Given entries |
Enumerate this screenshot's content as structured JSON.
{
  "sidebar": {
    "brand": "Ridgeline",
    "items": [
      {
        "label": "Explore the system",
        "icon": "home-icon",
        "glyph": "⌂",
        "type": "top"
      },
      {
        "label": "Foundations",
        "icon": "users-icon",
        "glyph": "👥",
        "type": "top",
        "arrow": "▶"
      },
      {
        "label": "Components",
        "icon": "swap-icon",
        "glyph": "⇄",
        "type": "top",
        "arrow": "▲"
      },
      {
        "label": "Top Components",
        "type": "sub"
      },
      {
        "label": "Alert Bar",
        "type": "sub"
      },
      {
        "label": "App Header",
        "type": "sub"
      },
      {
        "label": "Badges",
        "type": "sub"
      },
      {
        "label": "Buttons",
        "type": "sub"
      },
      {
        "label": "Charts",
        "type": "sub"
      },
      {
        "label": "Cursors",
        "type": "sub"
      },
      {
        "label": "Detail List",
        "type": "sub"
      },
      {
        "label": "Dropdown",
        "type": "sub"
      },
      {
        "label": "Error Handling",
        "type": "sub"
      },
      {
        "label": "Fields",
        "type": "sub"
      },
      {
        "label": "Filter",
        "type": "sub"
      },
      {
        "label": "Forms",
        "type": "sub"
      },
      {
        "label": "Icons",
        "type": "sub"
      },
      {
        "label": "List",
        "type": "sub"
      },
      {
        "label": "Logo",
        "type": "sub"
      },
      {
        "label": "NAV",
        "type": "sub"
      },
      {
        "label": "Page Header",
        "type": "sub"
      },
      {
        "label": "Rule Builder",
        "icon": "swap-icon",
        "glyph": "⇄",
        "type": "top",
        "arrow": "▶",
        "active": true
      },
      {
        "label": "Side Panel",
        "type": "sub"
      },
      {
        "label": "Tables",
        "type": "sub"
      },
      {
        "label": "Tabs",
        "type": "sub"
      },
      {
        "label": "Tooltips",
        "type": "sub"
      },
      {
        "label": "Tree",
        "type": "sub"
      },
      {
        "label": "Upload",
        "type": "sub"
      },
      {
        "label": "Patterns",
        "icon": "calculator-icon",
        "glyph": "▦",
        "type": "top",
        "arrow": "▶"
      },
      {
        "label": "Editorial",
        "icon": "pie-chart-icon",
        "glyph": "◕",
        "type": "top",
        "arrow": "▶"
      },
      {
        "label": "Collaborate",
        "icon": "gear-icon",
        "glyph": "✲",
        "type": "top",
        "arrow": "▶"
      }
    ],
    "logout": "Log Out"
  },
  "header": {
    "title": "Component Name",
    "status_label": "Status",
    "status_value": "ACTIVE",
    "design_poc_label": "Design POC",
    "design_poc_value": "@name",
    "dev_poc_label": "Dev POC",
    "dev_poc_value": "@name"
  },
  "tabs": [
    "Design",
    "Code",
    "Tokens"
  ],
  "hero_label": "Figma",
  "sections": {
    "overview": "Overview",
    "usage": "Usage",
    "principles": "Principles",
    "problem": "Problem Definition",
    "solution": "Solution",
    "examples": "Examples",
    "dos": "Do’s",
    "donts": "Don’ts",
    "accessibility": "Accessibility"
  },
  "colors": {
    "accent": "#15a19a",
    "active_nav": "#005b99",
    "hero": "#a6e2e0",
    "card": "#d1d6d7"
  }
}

What you need to do | Type out all of the material again, word for word.

Exercise answer |
Enumerate this screenshot's content as structured JSON.
{
  "sidebar": {
    "brand": "Ridgeline",
    "items": [
      {
        "label": "Explore the system",
        "icon": "home-icon",
        "glyph": "⌂",
        "type": "top"
      },
      {
        "label": "Foundations",
        "icon": "users-icon",
        "glyph": "👥",
        "type": "top",
        "arrow": "▶"
      },
      {
        "label": "Components",
        "icon": "swap-icon",
        "glyph": "⇄",
        "type": "top",
        "arrow": "▲"
      },
      {
        "label": "Top Components",
        "type": "sub"
      },
      {
        "label": "Alert Bar",
        "type": "sub"
      },
      {
        "label": "App Header",
        "type": "sub"
      },
      {
        "label": "Badges",
        "type": "sub"
      },
      {
        "label": "Buttons",
        "type": "sub"
      },
      {
        "label": "Charts",
        "type": "sub"
      },
      {
        "label": "Cursors",
        "type": "sub"
      },
      {
        "label": "Detail List",
        "type": "sub"
      },
      {
        "label": "Dropdown",
        "type": "sub"
      },
      {
        "label": "Error Handling",
        "type": "sub"
      },
      {
        "label": "Fields",
        "type": "sub"
      },
      {
        "label": "Filter",
        "type": "sub"
      },
      {
        "label": "Forms",
        "type": "sub"
      },
      {
        "label": "Icons",
        "type": "sub"
      },
      {
        "label": "List",
        "type": "sub"
      },
      {
        "label": "Logo",
        "type": "sub"
      },
      {
        "label": "NAV",
        "type": "sub"
      },
      {
        "label": "Page Header",
        "type": "sub"
      },
      {
        "label": "Rule Builder",
        "icon": "swap-icon",
        "glyph": "⇄",
        "type": "top",
        "arrow": "▶",
        "active": true
      },
      {
        "label": "Side Panel",
        "type": "sub"
      },
      {
        "label": "Tables",
        "type": "sub"
      },
      {
        "label": "Tabs",
        "type": "sub"
      },
      {
        "label": "Tooltips",
        "type": "sub"
      },
      {
        "label": "Tree",
        "type": "sub"
      },
      {
        "label": "Upload",
        "type": "sub"
      },
      {
        "label": "Patterns",
        "icon": "calculator-icon",
        "glyph": "▦",
        "type": "top",
        "arrow": "▶"
      },
      {
        "label": "Editorial",
        "icon": "pie-chart-icon",
        "glyph": "◕",
        "type": "top",
        "arrow": "▶"
      },
      {
        "label": "Collaborate",
        "icon": "gear-icon",
        "glyph": "✲",
        "type": "top",
        "arrow": "▶"
      }
    ],
    "logout": "Log Out"
  },
  "header": {
    "title": "Component Name",
    "status_label": "Status",
    "status_value": "ACTIVE",
    "design_poc_label": "Design POC",
    "design_poc_value": "@name",
    "dev_poc_label": "Dev POC",
    "dev_poc_value": "@name"
  },
  "tabs": [
    "Design",
    "Code",
    "Tokens"
  ],
  "hero_label": "Figma",
  "sections": {
    "overview": "Overview",
    "usage": "Usage",
    "principles": "Principles",
    "problem": "Problem Definition",
    "solution": "Solution",
    "examples": "Examples",
    "dos": "Do’s",
    "donts": "Don’ts",
    "accessibility": "Accessibility"
  },
  "colors": {
    "accent": "#15a19a",
    "active_nav": "#005b99",
    "hero": "#a6e2e0",
    "card": "#d1d6d7"
  }
}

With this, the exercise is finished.